Okuma Metni
· · · ·

Dünya genelinde yapılan, “En çok kitap okunan ülke,” araştırması sonucunda uzunca bir süredir ilk sırayı elinde tutan Türkiye sıralamadaki yerini koruyor.
Yazılan, okunan ve okumanın toplum üzerinde geliştirdiği olumlu yansımalar istatistiklere de yansıyor. Toplum bilincinde, eğitim ve öğretim seviyesinde, bilimsel çalışmalara katılımda, kültürel faaliyetlere gösterilen ilgide, genel mutluluk oranında artışlar gözle görülür derecedeyken işlenen suç ve asayiş konularında, kadına şiddette, aile içi anlaşmazlıklarda ve mahkeme salonlarının yoğunluğunda ciddi bir azalma söz konusu.
Ayrıca, Türk eserlerinin kıtalararası ilgi görmesi ve birçok eserin onlarca farklı dile çevrilmesi ise akla yeni bir soruyu getiriyor. Dünya Klasikleri’nde önemli yer tutan Rus edebiyatı gelecek yıllarda yerini Türk edebiyatına mı bırakacak? F. M. Dostoyevski, Lev Tolstoy, N. V. Gogol, Maksim Gorki ve daha birçok ünlü yazarın eserleriyle yarışan Türk eserleri; “okunma, incelenme ve önerilme” verilerinin dediğine göre rakamlar neredeyse başa baş olmak üzere. ABD ve Avrupa’daki kitap satış noktalarında ve internet satış platformlarında en çok aranan, satılan eserler yine Türklere ait.
Türk halkının kitap okuma alışkanlıklarını bu kadar kısa sürede ilerletmiş olmasıysa özel bir araştırma konusu oldu. Yalnızca on yıl önceki istatistikler kişi başına düşen kitap oranının yüzde 5 ile 7,8 olduğunu gösterirken bugünlerde oran yüzde 34 ile 40 arasında görülüyor. Ülkede okunan tüm dallarda ki kitap okuma oranı yüzde 50 ile 60 arasındayken son yıllarda bu oran 75 ile 80 arasında değişmekte. Öyle görünüyor ki Türk halkı gelecek yıllarda da sıralamada ki yerini korumayı başaracak.
- “Hayır, bunlar olmaz, onlar atadan kalma yadigâr ve torunlarıma bırakacağım yegâne hazinem!”
- “Olsun yine de onlar kitap ve yasak! Şimdi çekil önümden.”
- “Lütfen, hiç biri yasaklı kitaplar arasında değil ve bir kısmı el yazması eserler. Onlar bir tarih, lütfen hayır!”
- “Emir bu hanımefendi, hepsi yakılacak!”

· · · ·

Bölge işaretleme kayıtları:

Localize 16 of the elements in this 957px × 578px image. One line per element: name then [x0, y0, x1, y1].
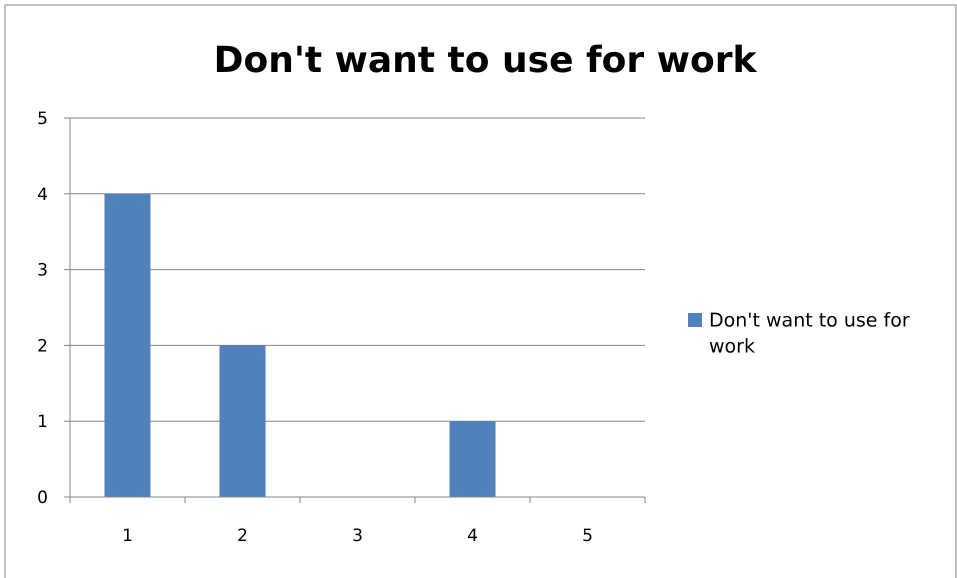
x-tick-label: 1 [122, 526, 133, 546]
x-tick-label: 4 [467, 526, 478, 546]
y-tick-label: 5 [37, 108, 48, 129]
y-tick-label: 3 [37, 260, 48, 281]
x-tick-label: 3 [352, 526, 363, 546]
x-tick-label: 5 [582, 526, 593, 546]
y-tick-label: 2 [37, 336, 48, 356]
bar [104, 194, 150, 497]
chart-title: Don't want to use for work [214, 40, 758, 81]
y-tick-label: 4 [37, 184, 48, 205]
bar [220, 345, 266, 497]
bar [450, 421, 496, 497]
y-tick-label: 1 [37, 412, 48, 432]
y-tick-label: 0 [37, 488, 48, 508]
x-tick-label: 2 [237, 526, 248, 546]
legend-label: Don't want to use for work [709, 310, 910, 358]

· · · ·

Görev 1
Okuma metninin "Yazılan, okunan ve" sözleriyle başlayıp "azalma söz konusu." sözleriyle biten bölümünü, "ciddi bir azalma" yerine "belirgin bir azalma" koyarak güncelleyin ve yeniden yazın.
Görev 2
Okuma metnine göre on yıl önceki istatistikler kişi başına düşen kitap oranını kaç olarak gösteriyordu?

Çözüm 1
Yazılan, okunan ve okumanın toplum üzerinde geliştirdiği olumlu yansımalar istatistiklere de yansıyor. Toplum bilincinde, eğitim ve öğretim seviyesinde, bilimsel çalışmalara katılımda, kültürel faaliyetlere gösterilen ilgide, genel mutluluk oranında artışlar gözle görülür derecedeyken işlenen suç ve asayiş konularında, kadına şiddette, aile içi anlaşmazlıklarda ve mahkeme salonlarının yoğunluğunda belirgin bir azalma söz konusu.

Çözüm 2
Yüzde 5 ile 7,8 arasında.